• [To do]
Reproduce the listing below in its entirety. Change nothing.

• [Stored rows]

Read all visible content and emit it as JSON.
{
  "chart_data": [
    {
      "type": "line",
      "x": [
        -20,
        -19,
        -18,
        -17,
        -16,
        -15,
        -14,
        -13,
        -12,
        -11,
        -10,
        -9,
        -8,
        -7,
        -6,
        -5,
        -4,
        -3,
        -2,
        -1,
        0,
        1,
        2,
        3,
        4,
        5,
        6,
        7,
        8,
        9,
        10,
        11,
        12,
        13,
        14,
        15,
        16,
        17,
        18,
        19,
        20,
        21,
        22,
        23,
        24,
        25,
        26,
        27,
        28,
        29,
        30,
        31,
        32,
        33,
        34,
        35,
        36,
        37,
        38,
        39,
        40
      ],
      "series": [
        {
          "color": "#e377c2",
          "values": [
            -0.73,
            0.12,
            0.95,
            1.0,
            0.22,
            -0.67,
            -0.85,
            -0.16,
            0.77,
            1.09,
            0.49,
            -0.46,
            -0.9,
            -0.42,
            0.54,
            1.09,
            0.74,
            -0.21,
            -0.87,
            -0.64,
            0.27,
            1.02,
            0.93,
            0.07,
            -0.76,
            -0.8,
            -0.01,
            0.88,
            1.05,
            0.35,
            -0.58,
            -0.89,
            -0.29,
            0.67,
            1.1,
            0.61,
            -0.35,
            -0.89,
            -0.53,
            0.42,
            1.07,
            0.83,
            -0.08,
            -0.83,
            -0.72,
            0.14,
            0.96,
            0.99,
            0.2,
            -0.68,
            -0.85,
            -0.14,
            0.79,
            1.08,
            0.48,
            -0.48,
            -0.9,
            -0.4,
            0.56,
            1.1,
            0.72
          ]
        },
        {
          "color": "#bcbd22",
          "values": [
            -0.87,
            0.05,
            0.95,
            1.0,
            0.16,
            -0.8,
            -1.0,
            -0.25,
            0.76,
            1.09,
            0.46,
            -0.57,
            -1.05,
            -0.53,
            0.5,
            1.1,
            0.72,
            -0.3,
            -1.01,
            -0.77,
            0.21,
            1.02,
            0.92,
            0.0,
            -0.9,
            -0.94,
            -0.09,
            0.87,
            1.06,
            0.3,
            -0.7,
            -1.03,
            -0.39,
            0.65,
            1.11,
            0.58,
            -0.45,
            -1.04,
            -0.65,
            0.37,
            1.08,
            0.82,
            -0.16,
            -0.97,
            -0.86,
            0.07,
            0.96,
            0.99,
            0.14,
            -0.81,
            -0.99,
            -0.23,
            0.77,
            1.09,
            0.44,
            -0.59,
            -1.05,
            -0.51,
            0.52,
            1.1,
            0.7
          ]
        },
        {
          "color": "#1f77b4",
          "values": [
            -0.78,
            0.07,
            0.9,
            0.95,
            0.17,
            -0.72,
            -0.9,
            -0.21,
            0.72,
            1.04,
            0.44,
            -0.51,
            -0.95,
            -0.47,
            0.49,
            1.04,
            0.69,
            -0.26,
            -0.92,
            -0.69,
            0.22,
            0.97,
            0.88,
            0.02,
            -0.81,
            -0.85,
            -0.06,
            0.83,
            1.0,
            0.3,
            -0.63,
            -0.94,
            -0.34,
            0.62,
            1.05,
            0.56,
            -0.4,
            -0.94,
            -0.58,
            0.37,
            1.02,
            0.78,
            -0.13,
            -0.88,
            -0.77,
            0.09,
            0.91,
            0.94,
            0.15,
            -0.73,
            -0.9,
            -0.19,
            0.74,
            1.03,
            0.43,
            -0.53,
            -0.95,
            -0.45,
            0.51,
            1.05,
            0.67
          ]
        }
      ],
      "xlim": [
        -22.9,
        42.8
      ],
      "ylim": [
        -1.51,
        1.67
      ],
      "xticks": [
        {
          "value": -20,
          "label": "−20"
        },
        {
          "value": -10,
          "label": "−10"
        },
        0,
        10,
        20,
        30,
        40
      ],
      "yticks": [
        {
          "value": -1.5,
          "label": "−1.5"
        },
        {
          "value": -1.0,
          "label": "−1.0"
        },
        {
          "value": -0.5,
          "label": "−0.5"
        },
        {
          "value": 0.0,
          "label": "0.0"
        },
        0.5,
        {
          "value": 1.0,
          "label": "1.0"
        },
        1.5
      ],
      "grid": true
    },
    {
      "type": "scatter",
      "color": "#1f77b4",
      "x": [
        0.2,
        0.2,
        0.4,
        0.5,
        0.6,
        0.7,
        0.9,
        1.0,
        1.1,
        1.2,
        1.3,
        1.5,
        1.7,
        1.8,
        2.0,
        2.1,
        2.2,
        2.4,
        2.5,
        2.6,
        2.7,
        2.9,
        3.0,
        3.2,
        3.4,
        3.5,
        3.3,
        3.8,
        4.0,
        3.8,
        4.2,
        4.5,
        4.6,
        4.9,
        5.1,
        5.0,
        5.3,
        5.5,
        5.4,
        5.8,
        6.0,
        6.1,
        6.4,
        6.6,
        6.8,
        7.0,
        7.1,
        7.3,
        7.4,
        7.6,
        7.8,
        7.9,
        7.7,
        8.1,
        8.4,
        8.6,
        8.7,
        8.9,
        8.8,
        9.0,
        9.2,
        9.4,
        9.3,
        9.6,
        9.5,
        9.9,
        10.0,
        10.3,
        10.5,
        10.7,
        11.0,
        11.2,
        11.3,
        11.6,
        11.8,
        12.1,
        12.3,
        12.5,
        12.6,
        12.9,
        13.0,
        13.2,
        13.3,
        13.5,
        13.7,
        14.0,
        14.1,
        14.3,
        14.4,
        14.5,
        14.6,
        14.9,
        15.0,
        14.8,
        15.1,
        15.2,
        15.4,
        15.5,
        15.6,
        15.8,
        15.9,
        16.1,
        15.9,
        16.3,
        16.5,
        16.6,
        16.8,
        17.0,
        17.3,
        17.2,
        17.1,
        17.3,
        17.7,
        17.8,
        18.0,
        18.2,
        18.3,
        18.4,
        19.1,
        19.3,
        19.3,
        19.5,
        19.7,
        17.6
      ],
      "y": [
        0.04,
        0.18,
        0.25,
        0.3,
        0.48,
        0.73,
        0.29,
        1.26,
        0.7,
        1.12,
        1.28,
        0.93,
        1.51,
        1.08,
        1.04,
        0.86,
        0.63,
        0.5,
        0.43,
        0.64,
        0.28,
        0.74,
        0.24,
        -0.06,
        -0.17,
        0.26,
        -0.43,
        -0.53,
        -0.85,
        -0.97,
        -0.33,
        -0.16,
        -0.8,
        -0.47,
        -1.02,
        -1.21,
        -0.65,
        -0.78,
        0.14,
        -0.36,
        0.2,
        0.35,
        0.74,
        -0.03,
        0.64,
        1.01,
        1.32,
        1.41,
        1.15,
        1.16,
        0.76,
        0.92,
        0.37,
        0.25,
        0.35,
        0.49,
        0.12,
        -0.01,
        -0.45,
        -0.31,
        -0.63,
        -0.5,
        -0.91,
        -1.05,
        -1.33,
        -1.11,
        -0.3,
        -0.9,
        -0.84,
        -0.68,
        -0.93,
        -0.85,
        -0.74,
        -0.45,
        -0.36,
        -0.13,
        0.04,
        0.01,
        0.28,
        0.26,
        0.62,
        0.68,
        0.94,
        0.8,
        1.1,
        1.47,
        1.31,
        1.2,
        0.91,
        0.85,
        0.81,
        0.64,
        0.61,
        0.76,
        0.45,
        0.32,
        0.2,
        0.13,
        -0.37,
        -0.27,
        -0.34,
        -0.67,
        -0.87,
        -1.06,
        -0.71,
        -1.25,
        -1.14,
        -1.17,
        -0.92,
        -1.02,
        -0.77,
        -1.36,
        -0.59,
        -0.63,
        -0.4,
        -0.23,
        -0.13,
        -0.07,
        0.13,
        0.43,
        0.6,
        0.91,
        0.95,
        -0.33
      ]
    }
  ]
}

• [Result for this task]
Read all visible content and emit it as JSON.
{
  "chart_data": [
    {
      "type": "line",
      "x": [
        -20,
        -19,
        -18,
        -17,
        -16,
        -15,
        -14,
        -13,
        -12,
        -11,
        -10,
        -9,
        -8,
        -7,
        -6,
        -5,
        -4,
        -3,
        -2,
        -1,
        0,
        1,
        2,
        3,
        4,
        5,
        6,
        7,
        8,
        9,
        10,
        11,
        12,
        13,
        14,
        15,
        16,
        17,
        18,
        19,
        20,
        21,
        22,
        23,
        24,
        25,
        26,
        27,
        28,
        29,
        30,
        31,
        32,
        33,
        34,
        35,
        36,
        37,
        38,
        39,
        40
      ],
      "series": [
        {
          "color": "#e377c2",
          "values": [
            -0.73,
            0.12,
            0.95,
            1.0,
            0.22,
            -0.67,
            -0.85,
            -0.16,
            0.77,
            1.09,
            0.49,
            -0.46,
            -0.9,
            -0.42,
            0.54,
            1.09,
            0.74,
            -0.21,
            -0.87,
            -0.64,
            0.27,
            1.02,
            0.93,
            0.07,
            -0.76,
            -0.8,
            -0.01,
            0.88,
            1.05,
            0.35,
            -0.58,
            -0.89,
            -0.29,
            0.67,
            1.1,
            0.61,
            -0.35,
            -0.89,
            -0.53,
            0.42,
            1.07,
            0.83,
            -0.08,
            -0.83,
            -0.72,
            0.14,
            0.96,
            0.99,
            0.2,
            -0.68,
            -0.85,
            -0.14,
            0.79,
            1.08,
            0.48,
            -0.48,
            -0.9,
            -0.4,
            0.56,
            1.1,
            0.72
          ]
        },
        {
          "color": "#bcbd22",
          "values": [
            -0.87,
            0.05,
            0.95,
            1.0,
            0.16,
            -0.8,
            -1.0,
            -0.25,
            0.76,
            1.09,
            0.46,
            -0.57,
            -1.05,
            -0.53,
            0.5,
            1.1,
            0.72,
            -0.3,
            -1.01,
            -0.77,
            0.21,
            1.02,
            0.92,
            0.0,
            -0.9,
            -0.94,
            -0.09,
            0.87,
            1.06,
            0.3,
            -0.7,
            -1.03,
            -0.39,
            0.65,
            1.11,
            0.58,
            -0.45,
            -1.04,
            -0.65,
            0.37,
            1.08,
            0.82,
            -0.16,
            -0.97,
            -0.86,
            0.07,
            0.96,
            0.99,
            0.14,
            -0.81,
            -0.99,
            -0.23,
            0.77,
            1.09,
            0.44,
            -0.59,
            -1.05,
            -0.51,
            0.52,
            1.1,
            0.7
          ]
        },
        {
          "color": "#1f77b4",
          "values": [
            -0.78,
            0.07,
            0.9,
            0.95,
            0.17,
            -0.72,
            -0.9,
            -0.21,
            0.72,
            1.04,
            0.44,
            -0.51,
            -0.95,
            -0.47,
            0.49,
            1.04,
            0.69,
            -0.26,
            -0.92,
            -0.69,
            0.22,
            0.97,
            0.88,
            0.02,
            -0.81,
            -0.85,
            -0.06,
            0.83,
            1.0,
            0.3,
            -0.63,
            -0.94,
            -0.34,
            0.62,
            1.05,
            0.56,
            -0.4,
            -0.94,
            -0.58,
            0.37,
            1.02,
            0.78,
            -0.13,
            -0.88,
            -0.77,
            0.09,
            0.91,
            0.94,
            0.15,
            -0.73,
            -0.9,
            -0.19,
            0.74,
            1.03,
            0.43,
            -0.53,
            -0.95,
            -0.45,
            0.51,
            1.05,
            0.67
          ]
        }
      ],
      "xlim": [
        -22.9,
        42.8
      ],
      "ylim": [
        -1.51,
        1.67
      ],
      "xticks": [
        {
          "value": -20,
          "label": "−20"
        },
        {
          "value": -10,
          "label": "−10"
        },
        0,
        10,
        20,
        30,
        40
      ],
      "yticks": [
        {
          "value": -1.5,
          "label": "−1.5"
        },
        {
          "value": -1.0,
          "label": "−1.0"
        },
        {
          "value": -0.5,
          "label": "−0.5"
        },
        {
          "value": 0.0,
          "label": "0.0"
        },
        0.5,
        {
          "value": 1.0,
          "label": "1.0"
        },
        1.5
      ],
      "grid": true
    },
    {
      "type": "scatter",
      "color": "#1f77b4",
      "x": [
        0.2,
        0.2,
        0.4,
        0.5,
        0.6,
        0.7,
        0.9,
        1.0,
        1.1,
        1.2,
        1.3,
        1.5,
        1.7,
        1.8,
        2.0,
        2.1,
        2.2,
        2.4,
        2.5,
        2.6,
        2.7,
        2.9,
        3.0,
        3.2,
        3.4,
        3.5,
        3.3,
        3.8,
        4.0,
        3.8,
        4.2,
        4.5,
        4.6,
        4.9,
        5.1,
        5.0,
        5.3,
        5.5,
        5.4,
        5.8,
        6.0,
        6.1,
        6.4,
        6.6,
        6.8,
        7.0,
        7.1,
        7.3,
        7.4,
        7.6,
        7.8,
        7.9,
        7.7,
        8.1,
        8.4,
        8.6,
        8.7,
        8.9,
        8.8,
        9.0,
        9.2,
        9.4,
        9.3,
        9.6,
        9.5,
        9.9,
        10.0,
        10.3,
        10.5,
        10.7,
        11.0,
        11.2,
        11.3,
        11.6,
        11.8,
        12.1,
        12.3,
        12.5,
        12.6,
        12.9,
        13.0,
        13.2,
        13.3,
        13.5,
        13.7,
        14.0,
        14.1,
        14.3,
        14.4,
        14.5,
        14.6,
        14.9,
        15.0,
        14.8,
        15.1,
        15.2,
        15.4,
        15.5,
        15.6,
        15.8,
        15.9,
        16.1,
        15.9,
        16.3,
        16.5,
        16.6,
        16.8,
        17.0,
        17.3,
        17.2,
        17.1,
        17.3,
        17.7,
        17.8,
        18.0,
        18.2,
        18.3,
        18.4,
        19.1,
        19.3,
        19.3,
        19.5,
        19.7,
        17.6
      ],
      "y": [
        0.04,
        0.18,
        0.25,
        0.3,
        0.48,
        0.73,
        0.29,
        1.26,
        0.7,
        1.12,
        1.28,
        0.93,
        1.51,
        1.08,
        1.04,
        0.86,
        0.63,
        0.5,
        0.43,
        0.64,
        0.28,
        0.74,
        0.24,
        -0.06,
        -0.17,
        0.26,
        -0.43,
        -0.53,
        -0.85,
        -0.97,
        -0.33,
        -0.16,
        -0.8,
        -0.47,
        -1.02,
        -1.21,
        -0.65,
        -0.78,
        0.14,
        -0.36,
        0.2,
        0.35,
        0.74,
        -0.03,
        0.64,
        1.01,
        1.32,
        1.41,
        1.15,
        1.16,
        0.76,
        0.92,
        0.37,
        0.25,
        0.35,
        0.49,
        0.12,
        -0.01,
        -0.45,
        -0.31,
        -0.63,
        -0.5,
        -0.91,
        -1.05,
        -1.33,
        -1.11,
        -0.3,
        -0.9,
        -0.84,
        -0.68,
        -0.93,
        -0.85,
        -0.74,
        -0.45,
        -0.36,
        -0.13,
        0.04,
        0.01,
        0.28,
        0.26,
        0.62,
        0.68,
        0.94,
        0.8,
        1.1,
        1.47,
        1.31,
        1.2,
        0.91,
        0.85,
        0.81,
        0.64,
        0.61,
        0.76,
        0.45,
        0.32,
        0.2,
        0.13,
        -0.37,
        -0.27,
        -0.34,
        -0.67,
        -0.87,
        -1.06,
        -0.71,
        -1.25,
        -1.14,
        -1.17,
        -0.92,
        -1.02,
        -0.77,
        -1.36,
        -0.59,
        -0.63,
        -0.4,
        -0.23,
        -0.13,
        -0.07,
        0.13,
        0.43,
        0.6,
        0.91,
        0.95,
        -0.33
      ]
    }
  ]
}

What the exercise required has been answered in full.